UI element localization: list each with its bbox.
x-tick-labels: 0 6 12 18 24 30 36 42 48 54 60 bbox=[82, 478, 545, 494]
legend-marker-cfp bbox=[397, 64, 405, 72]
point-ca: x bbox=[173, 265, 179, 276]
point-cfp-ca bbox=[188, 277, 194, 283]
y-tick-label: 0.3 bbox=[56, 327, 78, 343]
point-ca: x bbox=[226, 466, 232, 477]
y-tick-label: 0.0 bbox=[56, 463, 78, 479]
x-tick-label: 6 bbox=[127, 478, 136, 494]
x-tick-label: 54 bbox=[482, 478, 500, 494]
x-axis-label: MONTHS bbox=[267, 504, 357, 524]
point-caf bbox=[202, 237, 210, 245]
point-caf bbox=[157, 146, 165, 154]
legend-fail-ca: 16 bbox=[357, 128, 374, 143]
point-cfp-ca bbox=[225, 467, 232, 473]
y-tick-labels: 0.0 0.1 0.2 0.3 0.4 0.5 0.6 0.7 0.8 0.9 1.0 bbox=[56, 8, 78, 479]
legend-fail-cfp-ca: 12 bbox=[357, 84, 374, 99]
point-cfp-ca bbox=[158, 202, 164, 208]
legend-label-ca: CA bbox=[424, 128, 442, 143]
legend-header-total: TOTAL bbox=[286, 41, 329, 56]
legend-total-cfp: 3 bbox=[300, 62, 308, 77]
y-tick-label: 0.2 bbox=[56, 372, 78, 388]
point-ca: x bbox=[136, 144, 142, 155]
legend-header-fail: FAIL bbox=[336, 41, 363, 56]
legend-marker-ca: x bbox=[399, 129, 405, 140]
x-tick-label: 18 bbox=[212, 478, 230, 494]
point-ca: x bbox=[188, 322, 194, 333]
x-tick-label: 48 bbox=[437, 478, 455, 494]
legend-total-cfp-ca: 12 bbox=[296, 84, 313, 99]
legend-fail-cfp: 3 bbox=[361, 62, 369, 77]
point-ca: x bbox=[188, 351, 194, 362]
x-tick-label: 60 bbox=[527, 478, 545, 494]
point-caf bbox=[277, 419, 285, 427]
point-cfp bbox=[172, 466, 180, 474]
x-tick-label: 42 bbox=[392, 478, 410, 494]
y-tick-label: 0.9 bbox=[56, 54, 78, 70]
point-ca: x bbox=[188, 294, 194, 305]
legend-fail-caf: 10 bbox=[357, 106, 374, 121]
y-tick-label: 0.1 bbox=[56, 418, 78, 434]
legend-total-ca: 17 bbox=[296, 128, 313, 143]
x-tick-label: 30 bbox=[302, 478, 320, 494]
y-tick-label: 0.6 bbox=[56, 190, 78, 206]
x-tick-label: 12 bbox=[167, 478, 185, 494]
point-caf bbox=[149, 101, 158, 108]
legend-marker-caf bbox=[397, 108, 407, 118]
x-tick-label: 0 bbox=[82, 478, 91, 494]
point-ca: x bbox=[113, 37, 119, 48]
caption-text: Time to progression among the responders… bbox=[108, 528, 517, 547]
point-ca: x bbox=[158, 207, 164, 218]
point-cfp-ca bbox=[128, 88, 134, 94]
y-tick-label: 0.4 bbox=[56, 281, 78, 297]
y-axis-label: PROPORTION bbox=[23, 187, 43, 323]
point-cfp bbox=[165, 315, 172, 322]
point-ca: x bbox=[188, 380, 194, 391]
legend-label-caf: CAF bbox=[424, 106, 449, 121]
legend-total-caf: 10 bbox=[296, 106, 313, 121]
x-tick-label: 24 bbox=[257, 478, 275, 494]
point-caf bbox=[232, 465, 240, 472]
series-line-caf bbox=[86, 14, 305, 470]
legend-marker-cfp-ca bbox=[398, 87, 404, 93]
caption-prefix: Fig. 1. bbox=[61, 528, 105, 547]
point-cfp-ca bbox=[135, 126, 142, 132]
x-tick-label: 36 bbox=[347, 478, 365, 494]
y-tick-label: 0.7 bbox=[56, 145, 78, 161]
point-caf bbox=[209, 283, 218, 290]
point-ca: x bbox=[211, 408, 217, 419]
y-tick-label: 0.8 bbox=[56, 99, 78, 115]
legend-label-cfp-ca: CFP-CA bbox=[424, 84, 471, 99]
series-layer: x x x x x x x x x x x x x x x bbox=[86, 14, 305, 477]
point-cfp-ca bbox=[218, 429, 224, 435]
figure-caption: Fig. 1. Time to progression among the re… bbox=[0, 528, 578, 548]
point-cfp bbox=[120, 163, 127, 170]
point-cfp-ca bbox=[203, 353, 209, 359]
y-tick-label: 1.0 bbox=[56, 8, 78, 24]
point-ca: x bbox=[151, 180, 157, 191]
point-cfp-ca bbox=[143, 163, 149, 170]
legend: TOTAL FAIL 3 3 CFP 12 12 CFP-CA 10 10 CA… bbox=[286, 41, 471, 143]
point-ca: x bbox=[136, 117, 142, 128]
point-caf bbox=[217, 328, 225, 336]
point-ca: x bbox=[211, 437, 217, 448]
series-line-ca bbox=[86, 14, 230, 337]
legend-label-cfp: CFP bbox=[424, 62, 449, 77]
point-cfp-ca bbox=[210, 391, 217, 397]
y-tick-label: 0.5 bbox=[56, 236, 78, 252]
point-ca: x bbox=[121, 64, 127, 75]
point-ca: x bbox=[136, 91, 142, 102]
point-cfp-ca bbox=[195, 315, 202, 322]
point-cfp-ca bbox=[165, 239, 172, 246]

● TO DO
Express the items above as a Markdown table with two columns, Row and Entry, numbering each line in order and leaving out any blank lines.

● TASK RESPONSE
| Row | Entry |
|---|---|
| 1 | UI element localization: list each with its bbox. |
| 2 | x-tick-labels: 0 6 12 18 24 30 36 42 48 54 60 bbox=[82, 478, 545, 494] |
| 3 | legend-marker-cfp bbox=[397, 64, 405, 72] |
| 4 | point-ca: x bbox=[173, 265, 179, 276] |
| 5 | point-cfp-ca bbox=[188, 277, 194, 283] |
| 6 | y-tick-label: 0.3 bbox=[56, 327, 78, 343] |
| 7 | point-ca: x bbox=[226, 466, 232, 477] |
| 8 | y-tick-label: 0.0 bbox=[56, 463, 78, 479] |
| 9 | x-tick-label: 6 bbox=[127, 478, 136, 494] |
| 10 | x-tick-label: 54 bbox=[482, 478, 500, 494] |
| 11 | x-axis-label: MONTHS bbox=[267, 504, 357, 524] |
| 12 | point-caf bbox=[202, 237, 210, 245] |
| 13 | point-caf bbox=[157, 146, 165, 154] |
| 14 | legend-fail-ca: 16 bbox=[357, 128, 374, 143] |
| 15 | point-cfp-ca bbox=[225, 467, 232, 473] |
| 16 | y-tick-labels: 0.0 0.1 0.2 0.3 0.4 0.5 0.6 0.7 0.8 0.9 1.0 bbox=[56, 8, 78, 479] |
| 17 | legend-fail-cfp-ca: 12 bbox=[357, 84, 374, 99] |
| 18 | point-cfp-ca bbox=[158, 202, 164, 208] |
| 19 | legend-label-ca: CA bbox=[424, 128, 442, 143] |
| 20 | legend-header-total: TOTAL bbox=[286, 41, 329, 56] |
| 21 | legend-total-cfp: 3 bbox=[300, 62, 308, 77] |
| 22 | y-tick-label: 0.2 bbox=[56, 372, 78, 388] |
| 23 | point-ca: x bbox=[136, 144, 142, 155] |
| 24 | legend-header-fail: FAIL bbox=[336, 41, 363, 56] |
| 25 | legend-marker-ca: x bbox=[399, 129, 405, 140] |
| 26 | x-tick-label: 18 bbox=[212, 478, 230, 494] |
| 27 | point-ca: x bbox=[188, 322, 194, 333] |
| 28 | x-tick-label: 48 bbox=[437, 478, 455, 494] |
| 29 | legend-total-cfp-ca: 12 bbox=[296, 84, 313, 99] |
| 30 | legend-fail-cfp: 3 bbox=[361, 62, 369, 77] |
| 31 | point-ca: x bbox=[188, 351, 194, 362] |
| 32 | x-tick-label: 60 bbox=[527, 478, 545, 494] |
| 33 | point-caf bbox=[277, 419, 285, 427] |
| 34 | point-cfp bbox=[172, 466, 180, 474] |
| 35 | x-tick-label: 42 bbox=[392, 478, 410, 494] |
| 36 | y-tick-label: 0.9 bbox=[56, 54, 78, 70] |
| 37 | point-ca: x bbox=[188, 294, 194, 305] |
| 38 | legend-fail-caf: 10 bbox=[357, 106, 374, 121] |
| 39 | y-tick-label: 0.1 bbox=[56, 418, 78, 434] |
| 40 | legend-total-ca: 17 bbox=[296, 128, 313, 143] |
| 41 | x-tick-label: 30 bbox=[302, 478, 320, 494] |
| 42 | y-tick-label: 0.6 bbox=[56, 190, 78, 206] |
| 43 | x-tick-label: 12 bbox=[167, 478, 185, 494] |
| 44 | point-caf bbox=[149, 101, 158, 108] |
| 45 | legend-marker-caf bbox=[397, 108, 407, 118] |
| 46 | x-tick-label: 0 bbox=[82, 478, 91, 494] |
| 47 | point-ca: x bbox=[113, 37, 119, 48] |
| 48 | caption-text: Time to progression among the responders… bbox=[108, 528, 517, 547] |
| 49 | point-ca: x bbox=[158, 207, 164, 218] |
| 50 | point-cfp-ca bbox=[128, 88, 134, 94] |
| 51 | y-tick-label: 0.4 bbox=[56, 281, 78, 297] |
| 52 | y-axis-label: PROPORTION bbox=[23, 187, 43, 323] |
| 53 | point-cfp bbox=[165, 315, 172, 322] |
| 54 | point-ca: x bbox=[188, 380, 194, 391] |
| 55 | legend-label-caf: CAF bbox=[424, 106, 449, 121] |
| 56 | legend-total-caf: 10 bbox=[296, 106, 313, 121] |
| 57 | x-tick-label: 24 bbox=[257, 478, 275, 494] |
| 58 | point-caf bbox=[232, 465, 240, 472] |
| 59 | series-line-caf bbox=[86, 14, 305, 470] |
| 60 | legend-marker-cfp-ca bbox=[398, 87, 404, 93] |
| 61 | caption-prefix: Fig. 1. bbox=[61, 528, 105, 547] |
| 62 | point-cfp-ca bbox=[135, 126, 142, 132] |
| 63 | x-tick-label: 36 bbox=[347, 478, 365, 494] |
| 64 | y-tick-label: 0.7 bbox=[56, 145, 78, 161] |
| 65 | point-caf bbox=[209, 283, 218, 290] |
| 66 | point-ca: x bbox=[211, 408, 217, 419] |
| 67 | y-tick-label: 0.8 bbox=[56, 99, 78, 115] |
| 68 | legend-label-cfp-ca: CFP-CA bbox=[424, 84, 471, 99] |
| 69 | series-layer: x x x x x x x x x x x x x x x bbox=[86, 14, 305, 477] |
| 70 | point-cfp-ca bbox=[218, 429, 224, 435] |
| 71 | figure-caption: Fig. 1. Time to progression among the re… bbox=[0, 528, 578, 548] |
| 72 | point-cfp bbox=[120, 163, 127, 170] |
| 73 | point-cfp-ca bbox=[203, 353, 209, 359] |
| 74 | y-tick-label: 1.0 bbox=[56, 8, 78, 24] |
| 75 | point-ca: x bbox=[151, 180, 157, 191] |
| 76 | point-cfp-ca bbox=[143, 163, 149, 170] |
| 77 | legend: TOTAL FAIL 3 3 CFP 12 12 CFP-CA 10 10 CA… bbox=[286, 41, 471, 143] |
| 78 | point-ca: x bbox=[136, 117, 142, 128] |
| 79 | point-caf bbox=[217, 328, 225, 336] |
| 80 | point-ca: x bbox=[211, 437, 217, 448] |
| 81 | series-line-ca bbox=[86, 14, 230, 337] |
| 82 | legend-label-cfp: CFP bbox=[424, 62, 449, 77] |
| 83 | point-cfp-ca bbox=[210, 391, 217, 397] |
| 84 | y-tick-label: 0.5 bbox=[56, 236, 78, 252] |
| 85 | point-ca: x bbox=[121, 64, 127, 75] |
| 86 | point-ca: x bbox=[136, 91, 142, 102] |
| 87 | point-cfp-ca bbox=[195, 315, 202, 322] |
| 88 | point-cfp-ca bbox=[165, 239, 172, 246] |